---- PROVIDED RECORDS

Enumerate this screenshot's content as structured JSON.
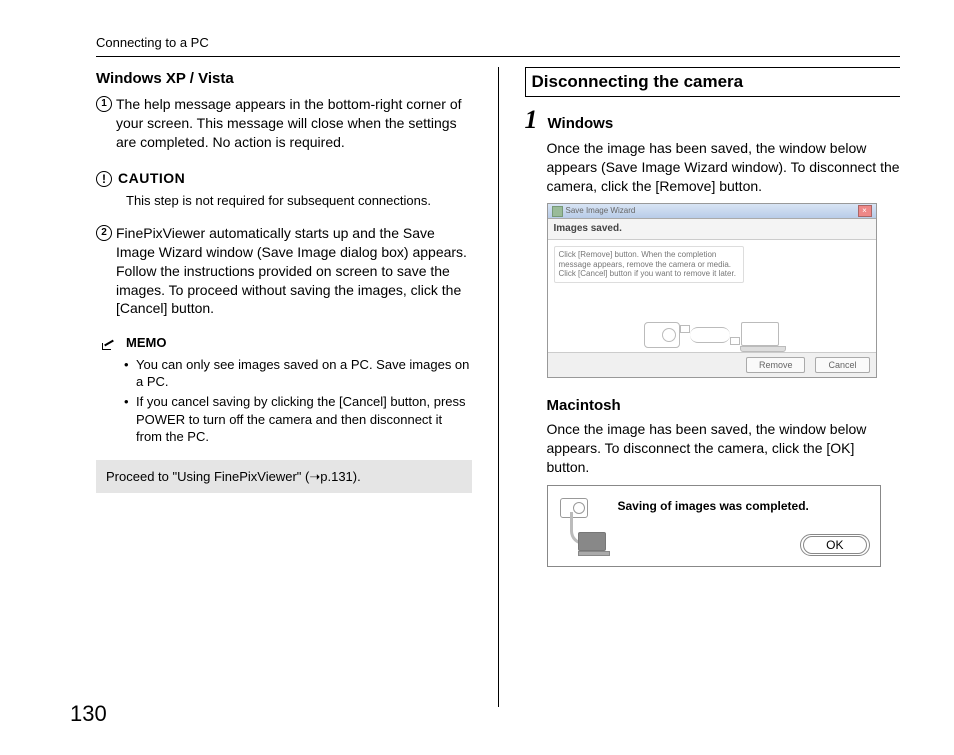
{
  "header": "Connecting to a PC",
  "page_number": "130",
  "left": {
    "h1": "Windows XP / Vista",
    "step1_num": "1",
    "step1": "The help message appears in the bottom-right corner of your screen. This message will close when the settings are completed. No action is required.",
    "caution_label": "CAUTION",
    "caution_text": "This step is not required for subsequent connections.",
    "step2_num": "2",
    "step2": "FinePixViewer automatically starts up and the Save Image Wizard window (Save Image dialog box) appears. Follow the instructions provided on screen to save the images. To proceed without saving the images, click the [Cancel] button.",
    "memo_label": "MEMO",
    "memo1": "You can only see images saved on a PC. Save images on a PC.",
    "memo2": "If you cancel saving by clicking the [Cancel] button, press POWER to turn off the camera and then disconnect it from the PC.",
    "proceed": "Proceed to \"Using FinePixViewer\" (➝p.131)."
  },
  "right": {
    "section": "Disconnecting the camera",
    "step_num": "1",
    "win_heading": "Windows",
    "win_body": "Once the image has been saved, the window below appears (Save Image Wizard window). To disconnect the camera, click the [Remove] button.",
    "dialog_win": {
      "title": "Save Image Wizard",
      "status": "Images saved.",
      "instr": "Click [Remove] button. When the completion message appears, remove the camera or media. Click [Cancel] button if you want to remove it later.",
      "btn_remove": "Remove",
      "btn_cancel": "Cancel"
    },
    "mac_heading": "Macintosh",
    "mac_body": "Once the image has been saved, the window below appears. To disconnect the camera, click the [OK] button.",
    "dialog_mac": {
      "msg": "Saving of images was completed.",
      "btn_ok": "OK"
    }
  }
}
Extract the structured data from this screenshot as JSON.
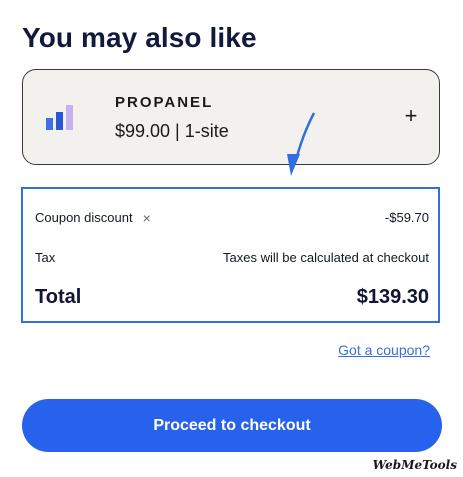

--------

**WHAT THIS TASK INVOLVES**
Without including the pictures, reproduce all entries exactly.

**TASK OUTPUT**
Enumerate this screenshot's content as structured JSON.
{
  "header": "Connecting to a PC",
  "page_number": "130",
  "left": {
    "h1": "Windows XP / Vista",
    "step1_num": "1",
    "step1": "The help message appears in the bottom-right corner of your screen. This message will close when the settings are completed. No action is required.",
    "caution_label": "CAUTION",
    "caution_text": "This step is not required for subsequent connections.",
    "step2_num": "2",
    "step2": "FinePixViewer automatically starts up and the Save Image Wizard window (Save Image dialog box) appears. Follow the instructions provided on screen to save the images. To proceed without saving the images, click the [Cancel] button.",
    "memo_label": "MEMO",
    "memo1": "You can only see images saved on a PC. Save images on a PC.",
    "memo2": "If you cancel saving by clicking the [Cancel] button, press POWER to turn off the camera and then disconnect it from the PC.",
    "proceed": "Proceed to \"Using FinePixViewer\" (➝p.131)."
  },
  "right": {
    "section": "Disconnecting the camera",
    "step_num": "1",
    "win_heading": "Windows",
    "win_body": "Once the image has been saved, the window below appears (Save Image Wizard window). To disconnect the camera, click the [Remove] button.",
    "dialog_win": {
      "title": "Save Image Wizard",
      "status": "Images saved.",
      "instr": "Click [Remove] button. When the completion message appears, remove the camera or media. Click [Cancel] button if you want to remove it later.",
      "btn_remove": "Remove",
      "btn_cancel": "Cancel"
    },
    "mac_heading": "Macintosh",
    "mac_body": "Once the image has been saved, the window below appears. To disconnect the camera, click the [OK] button.",
    "dialog_mac": {
      "msg": "Saving of images was completed.",
      "btn_ok": "OK"
    }
  }
}
Extract the structured data from this screenshot as JSON.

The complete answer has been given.